Exercise task: In the entries that follow, how many lines hold the string "ETKA"? Give only that number.

Stored items
>>>>

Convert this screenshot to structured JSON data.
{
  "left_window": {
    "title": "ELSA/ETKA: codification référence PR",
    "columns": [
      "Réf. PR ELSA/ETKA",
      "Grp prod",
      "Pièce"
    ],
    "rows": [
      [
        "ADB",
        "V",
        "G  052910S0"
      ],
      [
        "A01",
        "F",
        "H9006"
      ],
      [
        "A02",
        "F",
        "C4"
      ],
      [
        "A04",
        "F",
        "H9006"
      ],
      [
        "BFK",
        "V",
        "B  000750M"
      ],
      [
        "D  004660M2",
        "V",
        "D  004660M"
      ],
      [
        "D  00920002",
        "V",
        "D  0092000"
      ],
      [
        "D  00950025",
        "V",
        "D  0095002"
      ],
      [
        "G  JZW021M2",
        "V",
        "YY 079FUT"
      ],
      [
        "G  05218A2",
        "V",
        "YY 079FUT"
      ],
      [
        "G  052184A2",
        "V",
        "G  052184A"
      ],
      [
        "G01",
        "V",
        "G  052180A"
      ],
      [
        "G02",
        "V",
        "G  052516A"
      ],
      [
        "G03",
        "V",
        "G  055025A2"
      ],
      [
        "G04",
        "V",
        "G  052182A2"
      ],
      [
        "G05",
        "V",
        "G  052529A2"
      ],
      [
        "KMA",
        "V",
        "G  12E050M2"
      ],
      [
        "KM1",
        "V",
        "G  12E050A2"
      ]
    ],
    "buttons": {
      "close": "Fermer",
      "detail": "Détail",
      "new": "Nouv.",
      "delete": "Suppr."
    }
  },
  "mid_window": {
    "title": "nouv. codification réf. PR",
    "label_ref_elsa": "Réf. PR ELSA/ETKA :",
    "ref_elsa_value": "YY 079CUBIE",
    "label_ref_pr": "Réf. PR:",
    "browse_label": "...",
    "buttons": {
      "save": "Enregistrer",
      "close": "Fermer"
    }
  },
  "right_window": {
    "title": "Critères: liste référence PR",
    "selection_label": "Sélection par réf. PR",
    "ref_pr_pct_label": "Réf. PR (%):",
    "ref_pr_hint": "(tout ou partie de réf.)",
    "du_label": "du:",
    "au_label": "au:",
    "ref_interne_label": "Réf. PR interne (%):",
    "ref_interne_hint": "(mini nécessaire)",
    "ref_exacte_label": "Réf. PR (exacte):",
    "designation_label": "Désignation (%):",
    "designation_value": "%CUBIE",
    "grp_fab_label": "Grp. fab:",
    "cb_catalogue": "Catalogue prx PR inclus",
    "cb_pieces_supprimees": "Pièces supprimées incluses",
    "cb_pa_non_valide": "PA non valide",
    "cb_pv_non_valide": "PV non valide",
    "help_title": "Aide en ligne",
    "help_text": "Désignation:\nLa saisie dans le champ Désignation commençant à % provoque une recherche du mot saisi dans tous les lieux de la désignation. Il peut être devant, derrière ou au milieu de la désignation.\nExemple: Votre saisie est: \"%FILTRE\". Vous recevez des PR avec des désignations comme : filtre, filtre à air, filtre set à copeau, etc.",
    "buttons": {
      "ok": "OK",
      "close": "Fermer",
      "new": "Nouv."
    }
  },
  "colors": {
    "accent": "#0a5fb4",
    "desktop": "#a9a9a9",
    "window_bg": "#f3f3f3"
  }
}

<<<<

Solution for this problem: 3